[Excerpt from a dataset]
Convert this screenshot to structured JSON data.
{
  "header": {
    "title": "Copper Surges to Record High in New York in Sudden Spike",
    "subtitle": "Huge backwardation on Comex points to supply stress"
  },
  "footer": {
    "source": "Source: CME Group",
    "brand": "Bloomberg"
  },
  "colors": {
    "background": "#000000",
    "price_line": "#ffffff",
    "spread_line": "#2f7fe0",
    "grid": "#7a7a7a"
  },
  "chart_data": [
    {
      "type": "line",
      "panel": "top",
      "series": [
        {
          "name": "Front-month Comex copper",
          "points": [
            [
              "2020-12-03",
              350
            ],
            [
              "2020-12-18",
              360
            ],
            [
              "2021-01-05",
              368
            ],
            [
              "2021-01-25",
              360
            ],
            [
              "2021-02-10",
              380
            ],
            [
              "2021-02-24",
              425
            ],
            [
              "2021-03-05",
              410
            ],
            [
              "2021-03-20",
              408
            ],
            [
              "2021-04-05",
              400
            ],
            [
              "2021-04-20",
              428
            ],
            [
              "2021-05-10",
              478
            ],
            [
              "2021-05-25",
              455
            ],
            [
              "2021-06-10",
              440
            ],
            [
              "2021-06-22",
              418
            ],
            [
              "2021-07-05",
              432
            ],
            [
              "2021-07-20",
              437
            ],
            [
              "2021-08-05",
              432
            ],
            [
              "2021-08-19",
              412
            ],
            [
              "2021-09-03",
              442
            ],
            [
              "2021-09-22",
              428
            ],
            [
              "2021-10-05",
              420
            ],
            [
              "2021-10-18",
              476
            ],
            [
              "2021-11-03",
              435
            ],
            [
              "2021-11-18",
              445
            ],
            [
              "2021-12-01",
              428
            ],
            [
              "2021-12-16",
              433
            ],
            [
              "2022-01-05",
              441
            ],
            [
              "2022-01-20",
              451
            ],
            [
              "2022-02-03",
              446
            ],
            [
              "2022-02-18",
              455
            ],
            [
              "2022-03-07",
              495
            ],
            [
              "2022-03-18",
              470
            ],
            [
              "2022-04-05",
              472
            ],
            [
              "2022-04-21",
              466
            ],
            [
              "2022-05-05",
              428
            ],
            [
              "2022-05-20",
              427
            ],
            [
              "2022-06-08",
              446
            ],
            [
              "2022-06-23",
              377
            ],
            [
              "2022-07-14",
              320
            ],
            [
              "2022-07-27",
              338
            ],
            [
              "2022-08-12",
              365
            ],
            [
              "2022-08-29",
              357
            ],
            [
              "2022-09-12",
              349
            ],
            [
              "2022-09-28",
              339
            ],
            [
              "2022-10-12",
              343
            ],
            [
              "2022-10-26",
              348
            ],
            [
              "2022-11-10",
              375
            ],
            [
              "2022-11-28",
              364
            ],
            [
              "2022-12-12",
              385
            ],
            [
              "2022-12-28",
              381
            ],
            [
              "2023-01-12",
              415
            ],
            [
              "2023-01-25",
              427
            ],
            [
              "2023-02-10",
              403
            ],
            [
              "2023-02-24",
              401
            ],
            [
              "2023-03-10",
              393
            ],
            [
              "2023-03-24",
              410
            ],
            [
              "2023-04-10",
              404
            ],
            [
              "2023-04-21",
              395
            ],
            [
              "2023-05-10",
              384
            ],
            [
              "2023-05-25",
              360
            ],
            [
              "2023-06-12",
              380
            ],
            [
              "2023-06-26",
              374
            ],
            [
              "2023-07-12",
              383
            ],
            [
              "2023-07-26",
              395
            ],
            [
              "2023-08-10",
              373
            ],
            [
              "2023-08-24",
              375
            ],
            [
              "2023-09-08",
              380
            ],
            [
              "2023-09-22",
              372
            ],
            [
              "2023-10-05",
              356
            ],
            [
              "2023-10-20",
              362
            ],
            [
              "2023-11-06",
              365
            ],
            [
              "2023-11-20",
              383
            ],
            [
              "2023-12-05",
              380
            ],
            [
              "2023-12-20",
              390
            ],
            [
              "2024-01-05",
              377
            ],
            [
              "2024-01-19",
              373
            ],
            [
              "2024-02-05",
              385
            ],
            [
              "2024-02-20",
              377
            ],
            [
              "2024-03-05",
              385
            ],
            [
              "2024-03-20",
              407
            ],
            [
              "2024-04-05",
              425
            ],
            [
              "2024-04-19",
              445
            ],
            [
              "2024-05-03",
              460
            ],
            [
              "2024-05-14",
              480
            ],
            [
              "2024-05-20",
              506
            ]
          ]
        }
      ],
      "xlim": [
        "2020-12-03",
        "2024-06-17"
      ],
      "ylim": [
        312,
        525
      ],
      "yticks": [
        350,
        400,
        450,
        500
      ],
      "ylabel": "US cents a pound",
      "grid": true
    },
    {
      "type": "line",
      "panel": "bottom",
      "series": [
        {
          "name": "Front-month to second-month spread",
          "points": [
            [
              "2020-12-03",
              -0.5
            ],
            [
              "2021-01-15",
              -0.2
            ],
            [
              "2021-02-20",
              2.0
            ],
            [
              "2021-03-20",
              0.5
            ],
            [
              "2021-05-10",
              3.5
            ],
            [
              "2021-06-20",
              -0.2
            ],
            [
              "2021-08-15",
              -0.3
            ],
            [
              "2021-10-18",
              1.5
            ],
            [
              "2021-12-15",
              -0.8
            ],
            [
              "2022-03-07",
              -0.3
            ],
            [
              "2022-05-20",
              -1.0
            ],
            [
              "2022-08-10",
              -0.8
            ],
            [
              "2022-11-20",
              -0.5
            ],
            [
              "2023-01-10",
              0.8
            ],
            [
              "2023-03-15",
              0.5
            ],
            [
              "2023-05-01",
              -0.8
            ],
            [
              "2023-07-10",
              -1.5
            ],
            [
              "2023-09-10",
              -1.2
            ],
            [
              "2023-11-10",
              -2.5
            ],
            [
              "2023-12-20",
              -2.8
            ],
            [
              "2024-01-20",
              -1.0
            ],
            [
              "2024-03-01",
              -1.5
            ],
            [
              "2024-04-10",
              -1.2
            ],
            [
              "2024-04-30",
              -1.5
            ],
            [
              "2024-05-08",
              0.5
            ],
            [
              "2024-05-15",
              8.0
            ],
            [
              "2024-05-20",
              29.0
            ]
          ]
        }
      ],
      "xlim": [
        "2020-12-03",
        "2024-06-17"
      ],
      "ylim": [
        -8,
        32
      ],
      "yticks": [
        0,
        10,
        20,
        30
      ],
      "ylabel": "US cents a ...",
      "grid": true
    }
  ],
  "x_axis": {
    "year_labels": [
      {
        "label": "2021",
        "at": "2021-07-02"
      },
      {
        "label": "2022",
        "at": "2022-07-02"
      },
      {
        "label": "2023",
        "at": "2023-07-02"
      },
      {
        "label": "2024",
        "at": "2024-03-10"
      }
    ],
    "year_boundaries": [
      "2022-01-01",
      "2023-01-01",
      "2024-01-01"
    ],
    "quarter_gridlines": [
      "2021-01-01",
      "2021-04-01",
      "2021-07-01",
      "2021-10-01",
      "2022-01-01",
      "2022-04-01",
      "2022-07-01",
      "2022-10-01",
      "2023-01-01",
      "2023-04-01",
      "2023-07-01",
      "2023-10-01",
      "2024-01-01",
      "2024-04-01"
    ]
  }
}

* EXERCISE PROMPT
Scan the listing above and identify each line holding the string "month"; copy every such line.

* RESULT FOR THIS TASK
          "name": "Front-month Comex copper",
          "name": "Front-month to second-month spread",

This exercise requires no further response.